■ EXERCISE DETAILS ■
Return every item below unchanged, copying each line character for character.

■ SUPPLIED ENTRIES ■
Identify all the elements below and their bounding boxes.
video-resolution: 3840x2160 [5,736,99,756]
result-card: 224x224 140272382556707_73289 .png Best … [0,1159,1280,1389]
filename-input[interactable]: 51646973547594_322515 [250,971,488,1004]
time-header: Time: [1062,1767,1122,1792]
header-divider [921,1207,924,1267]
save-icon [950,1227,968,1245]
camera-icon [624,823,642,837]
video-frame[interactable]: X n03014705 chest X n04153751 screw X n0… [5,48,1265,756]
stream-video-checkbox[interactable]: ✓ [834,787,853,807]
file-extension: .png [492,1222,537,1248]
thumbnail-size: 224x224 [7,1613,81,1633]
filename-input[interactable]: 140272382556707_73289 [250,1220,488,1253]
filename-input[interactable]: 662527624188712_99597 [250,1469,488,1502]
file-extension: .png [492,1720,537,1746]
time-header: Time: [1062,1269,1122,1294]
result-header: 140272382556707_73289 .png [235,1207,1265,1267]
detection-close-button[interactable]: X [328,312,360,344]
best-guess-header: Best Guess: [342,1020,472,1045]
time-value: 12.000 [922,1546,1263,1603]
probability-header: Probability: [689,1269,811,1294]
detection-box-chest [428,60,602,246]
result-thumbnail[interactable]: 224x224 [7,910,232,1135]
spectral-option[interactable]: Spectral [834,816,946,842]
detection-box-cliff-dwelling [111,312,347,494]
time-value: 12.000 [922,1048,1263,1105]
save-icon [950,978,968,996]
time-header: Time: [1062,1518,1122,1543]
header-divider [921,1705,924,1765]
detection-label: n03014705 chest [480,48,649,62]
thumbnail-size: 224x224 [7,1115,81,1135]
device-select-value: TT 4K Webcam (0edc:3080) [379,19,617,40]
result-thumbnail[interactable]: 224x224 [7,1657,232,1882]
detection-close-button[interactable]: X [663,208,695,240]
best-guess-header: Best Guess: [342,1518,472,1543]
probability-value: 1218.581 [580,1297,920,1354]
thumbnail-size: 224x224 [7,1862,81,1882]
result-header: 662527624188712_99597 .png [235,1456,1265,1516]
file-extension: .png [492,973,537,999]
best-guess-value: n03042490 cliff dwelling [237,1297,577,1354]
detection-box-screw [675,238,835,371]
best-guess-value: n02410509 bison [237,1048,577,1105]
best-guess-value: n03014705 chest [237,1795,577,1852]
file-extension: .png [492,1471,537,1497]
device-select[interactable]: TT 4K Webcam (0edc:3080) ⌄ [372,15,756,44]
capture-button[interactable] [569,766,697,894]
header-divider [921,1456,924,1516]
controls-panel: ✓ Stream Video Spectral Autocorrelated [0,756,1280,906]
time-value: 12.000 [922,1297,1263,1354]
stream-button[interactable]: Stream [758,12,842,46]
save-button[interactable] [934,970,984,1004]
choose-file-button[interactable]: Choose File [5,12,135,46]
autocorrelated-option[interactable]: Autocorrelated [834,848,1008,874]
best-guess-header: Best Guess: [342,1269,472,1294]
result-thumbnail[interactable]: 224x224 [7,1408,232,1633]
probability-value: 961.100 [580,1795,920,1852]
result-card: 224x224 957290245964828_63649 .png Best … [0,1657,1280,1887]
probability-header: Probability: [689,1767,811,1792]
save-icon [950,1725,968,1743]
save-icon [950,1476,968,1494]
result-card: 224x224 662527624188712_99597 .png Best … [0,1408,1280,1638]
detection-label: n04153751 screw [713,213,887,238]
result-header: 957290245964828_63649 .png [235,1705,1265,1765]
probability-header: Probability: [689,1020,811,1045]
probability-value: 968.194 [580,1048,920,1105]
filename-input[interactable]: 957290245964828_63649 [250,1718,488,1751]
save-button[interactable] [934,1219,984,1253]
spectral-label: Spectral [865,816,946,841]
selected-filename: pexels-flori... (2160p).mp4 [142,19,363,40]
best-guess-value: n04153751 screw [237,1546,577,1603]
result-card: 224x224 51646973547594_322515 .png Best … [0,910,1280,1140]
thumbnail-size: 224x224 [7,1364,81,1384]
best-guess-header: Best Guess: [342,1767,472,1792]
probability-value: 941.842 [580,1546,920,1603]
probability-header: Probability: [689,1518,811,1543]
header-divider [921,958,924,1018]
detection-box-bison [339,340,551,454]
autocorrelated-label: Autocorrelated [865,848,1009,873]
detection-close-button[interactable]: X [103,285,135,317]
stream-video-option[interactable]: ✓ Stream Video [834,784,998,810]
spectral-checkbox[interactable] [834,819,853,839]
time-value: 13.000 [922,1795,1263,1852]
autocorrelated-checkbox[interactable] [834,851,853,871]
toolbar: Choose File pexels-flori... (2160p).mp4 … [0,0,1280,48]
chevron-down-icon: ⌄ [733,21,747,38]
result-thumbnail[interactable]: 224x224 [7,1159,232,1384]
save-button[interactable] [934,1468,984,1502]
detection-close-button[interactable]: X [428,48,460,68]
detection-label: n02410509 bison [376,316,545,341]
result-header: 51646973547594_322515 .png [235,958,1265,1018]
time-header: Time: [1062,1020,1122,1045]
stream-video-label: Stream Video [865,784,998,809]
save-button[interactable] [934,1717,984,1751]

■ EXERCISE SOLUTION ■
Identify all the elements below and their bounding boxes.
video-resolution: 3840x2160 [5,736,99,756]
result-card: 224x224 140272382556707_73289 .png Best … [0,1159,1280,1389]
filename-input[interactable]: 51646973547594_322515 [250,971,488,1004]
time-header: Time: [1062,1767,1122,1792]
header-divider [921,1207,924,1267]
save-icon [950,1227,968,1245]
camera-icon [624,823,642,837]
video-frame[interactable]: X n03014705 chest X n04153751 screw X n0… [5,48,1265,756]
stream-video-checkbox[interactable]: ✓ [834,787,853,807]
file-extension: .png [492,1222,537,1248]
thumbnail-size: 224x224 [7,1613,81,1633]
filename-input[interactable]: 140272382556707_73289 [250,1220,488,1253]
filename-input[interactable]: 662527624188712_99597 [250,1469,488,1502]
file-extension: .png [492,1720,537,1746]
time-header: Time: [1062,1269,1122,1294]
result-header: 140272382556707_73289 .png [235,1207,1265,1267]
detection-close-button[interactable]: X [328,312,360,344]
best-guess-header: Best Guess: [342,1020,472,1045]
time-value: 12.000 [922,1546,1263,1603]
probability-header: Probability: [689,1269,811,1294]
detection-box-chest [428,60,602,246]
result-thumbnail[interactable]: 224x224 [7,910,232,1135]
spectral-option[interactable]: Spectral [834,816,946,842]
detection-box-cliff-dwelling [111,312,347,494]
time-value: 12.000 [922,1048,1263,1105]
save-icon [950,978,968,996]
time-header: Time: [1062,1518,1122,1543]
header-divider [921,1705,924,1765]
detection-label: n03014705 chest [480,48,649,62]
thumbnail-size: 224x224 [7,1115,81,1135]
device-select-value: TT 4K Webcam (0edc:3080) [379,19,617,40]
result-thumbnail[interactable]: 224x224 [7,1657,232,1882]
detection-close-button[interactable]: X [663,208,695,240]
best-guess-header: Best Guess: [342,1518,472,1543]
probability-value: 1218.581 [580,1297,920,1354]
thumbnail-size: 224x224 [7,1862,81,1882]
result-header: 662527624188712_99597 .png [235,1456,1265,1516]
file-extension: .png [492,973,537,999]
best-guess-value: n03042490 cliff dwelling [237,1297,577,1354]
detection-box-screw [675,238,835,371]
best-guess-value: n02410509 bison [237,1048,577,1105]
best-guess-value: n03014705 chest [237,1795,577,1852]
file-extension: .png [492,1471,537,1497]
device-select[interactable]: TT 4K Webcam (0edc:3080) ⌄ [372,15,756,44]
capture-button[interactable] [569,766,697,894]
header-divider [921,1456,924,1516]
controls-panel: ✓ Stream Video Spectral Autocorrelated [0,756,1280,906]
time-value: 12.000 [922,1297,1263,1354]
stream-button[interactable]: Stream [758,12,842,46]
save-button[interactable] [934,970,984,1004]
choose-file-button[interactable]: Choose File [5,12,135,46]
autocorrelated-option[interactable]: Autocorrelated [834,848,1008,874]
best-guess-header: Best Guess: [342,1269,472,1294]
result-thumbnail[interactable]: 224x224 [7,1408,232,1633]
probability-value: 961.100 [580,1795,920,1852]
result-card: 224x224 957290245964828_63649 .png Best … [0,1657,1280,1887]
probability-header: Probability: [689,1767,811,1792]
save-icon [950,1725,968,1743]
save-icon [950,1476,968,1494]
result-card: 224x224 662527624188712_99597 .png Best … [0,1408,1280,1638]
detection-label: n04153751 screw [713,213,887,238]
result-header: 957290245964828_63649 .png [235,1705,1265,1765]
probability-header: Probability: [689,1020,811,1045]
probability-value: 968.194 [580,1048,920,1105]
filename-input[interactable]: 957290245964828_63649 [250,1718,488,1751]
save-button[interactable] [934,1219,984,1253]
spectral-label: Spectral [865,816,946,841]
selected-filename: pexels-flori... (2160p).mp4 [142,19,363,40]
best-guess-value: n04153751 screw [237,1546,577,1603]
result-card: 224x224 51646973547594_322515 .png Best … [0,910,1280,1140]
thumbnail-size: 224x224 [7,1364,81,1384]
best-guess-header: Best Guess: [342,1767,472,1792]
probability-value: 941.842 [580,1546,920,1603]
probability-header: Probability: [689,1518,811,1543]
header-divider [921,958,924,1018]
detection-box-bison [339,340,551,454]
autocorrelated-label: Autocorrelated [865,848,1009,873]
detection-close-button[interactable]: X [103,285,135,317]
stream-video-option[interactable]: ✓ Stream Video [834,784,998,810]
spectral-checkbox[interactable] [834,819,853,839]
time-value: 13.000 [922,1795,1263,1852]
autocorrelated-checkbox[interactable] [834,851,853,871]
toolbar: Choose File pexels-flori... (2160p).mp4 … [0,0,1280,48]
chevron-down-icon: ⌄ [733,21,747,38]
result-thumbnail[interactable]: 224x224 [7,1159,232,1384]
save-button[interactable] [934,1468,984,1502]
detection-close-button[interactable]: X [428,48,460,68]
detection-label: n02410509 bison [376,316,545,341]
result-header: 51646973547594_322515 .png [235,958,1265,1018]
time-header: Time: [1062,1020,1122,1045]
stream-video-label: Stream Video [865,784,998,809]
save-button[interactable] [934,1717,984,1751]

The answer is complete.